All of the data must be printed exactly; please include every line.

— Start of DATA TO USE —

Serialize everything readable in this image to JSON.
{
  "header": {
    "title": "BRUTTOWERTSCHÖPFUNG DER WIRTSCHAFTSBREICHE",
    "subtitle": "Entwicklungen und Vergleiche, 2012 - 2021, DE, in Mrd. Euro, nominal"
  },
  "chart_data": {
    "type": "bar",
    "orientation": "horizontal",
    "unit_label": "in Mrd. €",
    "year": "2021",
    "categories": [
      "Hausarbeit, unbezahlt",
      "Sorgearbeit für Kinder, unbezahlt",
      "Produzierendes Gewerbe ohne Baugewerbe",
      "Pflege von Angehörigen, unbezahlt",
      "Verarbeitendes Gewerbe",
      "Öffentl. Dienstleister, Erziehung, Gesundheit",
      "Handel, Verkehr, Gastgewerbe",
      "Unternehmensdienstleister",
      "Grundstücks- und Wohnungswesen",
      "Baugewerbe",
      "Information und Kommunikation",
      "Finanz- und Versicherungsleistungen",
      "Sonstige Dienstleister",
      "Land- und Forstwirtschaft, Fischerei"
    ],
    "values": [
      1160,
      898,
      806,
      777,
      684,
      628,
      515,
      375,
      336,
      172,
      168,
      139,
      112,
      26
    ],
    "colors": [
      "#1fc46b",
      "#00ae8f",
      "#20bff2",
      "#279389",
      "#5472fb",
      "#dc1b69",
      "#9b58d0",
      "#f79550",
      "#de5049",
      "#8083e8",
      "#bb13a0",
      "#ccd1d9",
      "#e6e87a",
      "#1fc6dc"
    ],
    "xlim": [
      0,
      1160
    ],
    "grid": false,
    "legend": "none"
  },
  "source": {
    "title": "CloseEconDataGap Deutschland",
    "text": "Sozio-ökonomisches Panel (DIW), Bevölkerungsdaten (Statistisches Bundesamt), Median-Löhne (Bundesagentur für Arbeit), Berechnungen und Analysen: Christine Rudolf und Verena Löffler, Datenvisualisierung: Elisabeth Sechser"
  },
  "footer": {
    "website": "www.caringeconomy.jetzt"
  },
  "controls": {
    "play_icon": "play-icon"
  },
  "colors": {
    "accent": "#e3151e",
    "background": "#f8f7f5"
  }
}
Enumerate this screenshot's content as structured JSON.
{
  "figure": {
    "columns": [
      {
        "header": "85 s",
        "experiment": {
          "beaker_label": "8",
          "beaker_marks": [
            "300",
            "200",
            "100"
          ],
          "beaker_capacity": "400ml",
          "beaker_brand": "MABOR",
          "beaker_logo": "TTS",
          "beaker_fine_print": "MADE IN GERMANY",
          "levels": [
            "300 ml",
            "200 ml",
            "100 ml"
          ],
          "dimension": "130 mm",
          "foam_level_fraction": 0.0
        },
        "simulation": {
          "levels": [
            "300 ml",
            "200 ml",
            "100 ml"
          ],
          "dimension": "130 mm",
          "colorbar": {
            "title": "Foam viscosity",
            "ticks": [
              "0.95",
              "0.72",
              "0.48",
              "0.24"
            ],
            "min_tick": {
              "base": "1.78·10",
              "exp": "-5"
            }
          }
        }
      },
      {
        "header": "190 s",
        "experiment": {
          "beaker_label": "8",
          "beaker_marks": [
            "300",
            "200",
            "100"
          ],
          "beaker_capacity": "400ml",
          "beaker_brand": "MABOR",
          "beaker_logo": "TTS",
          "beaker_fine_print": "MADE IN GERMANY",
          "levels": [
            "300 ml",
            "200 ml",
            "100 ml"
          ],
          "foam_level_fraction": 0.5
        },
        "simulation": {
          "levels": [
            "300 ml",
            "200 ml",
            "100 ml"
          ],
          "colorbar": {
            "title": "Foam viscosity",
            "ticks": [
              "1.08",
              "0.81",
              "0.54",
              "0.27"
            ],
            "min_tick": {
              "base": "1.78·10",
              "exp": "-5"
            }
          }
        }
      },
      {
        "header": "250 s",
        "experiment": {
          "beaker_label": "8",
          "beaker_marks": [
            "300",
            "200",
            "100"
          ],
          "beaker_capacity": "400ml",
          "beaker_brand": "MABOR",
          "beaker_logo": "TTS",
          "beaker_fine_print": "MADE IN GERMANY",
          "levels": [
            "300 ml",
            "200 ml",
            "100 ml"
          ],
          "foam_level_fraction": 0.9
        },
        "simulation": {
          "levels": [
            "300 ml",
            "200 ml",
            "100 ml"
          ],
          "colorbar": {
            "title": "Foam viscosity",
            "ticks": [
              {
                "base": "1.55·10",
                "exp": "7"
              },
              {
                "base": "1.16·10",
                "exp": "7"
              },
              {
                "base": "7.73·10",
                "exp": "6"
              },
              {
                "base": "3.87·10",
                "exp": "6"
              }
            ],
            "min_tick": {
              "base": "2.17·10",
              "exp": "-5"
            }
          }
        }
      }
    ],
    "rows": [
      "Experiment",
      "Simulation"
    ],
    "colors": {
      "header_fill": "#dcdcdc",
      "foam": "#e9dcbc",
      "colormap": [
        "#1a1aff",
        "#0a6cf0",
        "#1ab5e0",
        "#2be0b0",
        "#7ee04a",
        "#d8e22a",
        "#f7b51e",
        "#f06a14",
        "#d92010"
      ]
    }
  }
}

— End of DATA TO USE —

*ANSWER FOR THE TASK:*
Serialize everything readable in this image to JSON.
{
  "header": {
    "title": "BRUTTOWERTSCHÖPFUNG DER WIRTSCHAFTSBREICHE",
    "subtitle": "Entwicklungen und Vergleiche, 2012 - 2021, DE, in Mrd. Euro, nominal"
  },
  "chart_data": {
    "type": "bar",
    "orientation": "horizontal",
    "unit_label": "in Mrd. €",
    "year": "2021",
    "categories": [
      "Hausarbeit, unbezahlt",
      "Sorgearbeit für Kinder, unbezahlt",
      "Produzierendes Gewerbe ohne Baugewerbe",
      "Pflege von Angehörigen, unbezahlt",
      "Verarbeitendes Gewerbe",
      "Öffentl. Dienstleister, Erziehung, Gesundheit",
      "Handel, Verkehr, Gastgewerbe",
      "Unternehmensdienstleister",
      "Grundstücks- und Wohnungswesen",
      "Baugewerbe",
      "Information und Kommunikation",
      "Finanz- und Versicherungsleistungen",
      "Sonstige Dienstleister",
      "Land- und Forstwirtschaft, Fischerei"
    ],
    "values": [
      1160,
      898,
      806,
      777,
      684,
      628,
      515,
      375,
      336,
      172,
      168,
      139,
      112,
      26
    ],
    "colors": [
      "#1fc46b",
      "#00ae8f",
      "#20bff2",
      "#279389",
      "#5472fb",
      "#dc1b69",
      "#9b58d0",
      "#f79550",
      "#de5049",
      "#8083e8",
      "#bb13a0",
      "#ccd1d9",
      "#e6e87a",
      "#1fc6dc"
    ],
    "xlim": [
      0,
      1160
    ],
    "grid": false,
    "legend": "none"
  },
  "source": {
    "title": "CloseEconDataGap Deutschland",
    "text": "Sozio-ökonomisches Panel (DIW), Bevölkerungsdaten (Statistisches Bundesamt), Median-Löhne (Bundesagentur für Arbeit), Berechnungen und Analysen: Christine Rudolf und Verena Löffler, Datenvisualisierung: Elisabeth Sechser"
  },
  "footer": {
    "website": "www.caringeconomy.jetzt"
  },
  "controls": {
    "play_icon": "play-icon"
  },
  "colors": {
    "accent": "#e3151e",
    "background": "#f8f7f5"
  }
}
Enumerate this screenshot's content as structured JSON.
{
  "figure": {
    "columns": [
      {
        "header": "85 s",
        "experiment": {
          "beaker_label": "8",
          "beaker_marks": [
            "300",
            "200",
            "100"
          ],
          "beaker_capacity": "400ml",
          "beaker_brand": "MABOR",
          "beaker_logo": "TTS",
          "beaker_fine_print": "MADE IN GERMANY",
          "levels": [
            "300 ml",
            "200 ml",
            "100 ml"
          ],
          "dimension": "130 mm",
          "foam_level_fraction": 0.0
        },
        "simulation": {
          "levels": [
            "300 ml",
            "200 ml",
            "100 ml"
          ],
          "dimension": "130 mm",
          "colorbar": {
            "title": "Foam viscosity",
            "ticks": [
              "0.95",
              "0.72",
              "0.48",
              "0.24"
            ],
            "min_tick": {
              "base": "1.78·10",
              "exp": "-5"
            }
          }
        }
      },
      {
        "header": "190 s",
        "experiment": {
          "beaker_label": "8",
          "beaker_marks": [
            "300",
            "200",
            "100"
          ],
          "beaker_capacity": "400ml",
          "beaker_brand": "MABOR",
          "beaker_logo": "TTS",
          "beaker_fine_print": "MADE IN GERMANY",
          "levels": [
            "300 ml",
            "200 ml",
            "100 ml"
          ],
          "foam_level_fraction": 0.5
        },
        "simulation": {
          "levels": [
            "300 ml",
            "200 ml",
            "100 ml"
          ],
          "colorbar": {
            "title": "Foam viscosity",
            "ticks": [
              "1.08",
              "0.81",
              "0.54",
              "0.27"
            ],
            "min_tick": {
              "base": "1.78·10",
              "exp": "-5"
            }
          }
        }
      },
      {
        "header": "250 s",
        "experiment": {
          "beaker_label": "8",
          "beaker_marks": [
            "300",
            "200",
            "100"
          ],
          "beaker_capacity": "400ml",
          "beaker_brand": "MABOR",
          "beaker_logo": "TTS",
          "beaker_fine_print": "MADE IN GERMANY",
          "levels": [
            "300 ml",
            "200 ml",
            "100 ml"
          ],
          "foam_level_fraction": 0.9
        },
        "simulation": {
          "levels": [
            "300 ml",
            "200 ml",
            "100 ml"
          ],
          "colorbar": {
            "title": "Foam viscosity",
            "ticks": [
              {
                "base": "1.55·10",
                "exp": "7"
              },
              {
                "base": "1.16·10",
                "exp": "7"
              },
              {
                "base": "7.73·10",
                "exp": "6"
              },
              {
                "base": "3.87·10",
                "exp": "6"
              }
            ],
            "min_tick": {
              "base": "2.17·10",
              "exp": "-5"
            }
          }
        }
      }
    ],
    "rows": [
      "Experiment",
      "Simulation"
    ],
    "colors": {
      "header_fill": "#dcdcdc",
      "foam": "#e9dcbc",
      "colormap": [
        "#1a1aff",
        "#0a6cf0",
        "#1ab5e0",
        "#2be0b0",
        "#7ee04a",
        "#d8e22a",
        "#f7b51e",
        "#f06a14",
        "#d92010"
      ]
    }
  }
}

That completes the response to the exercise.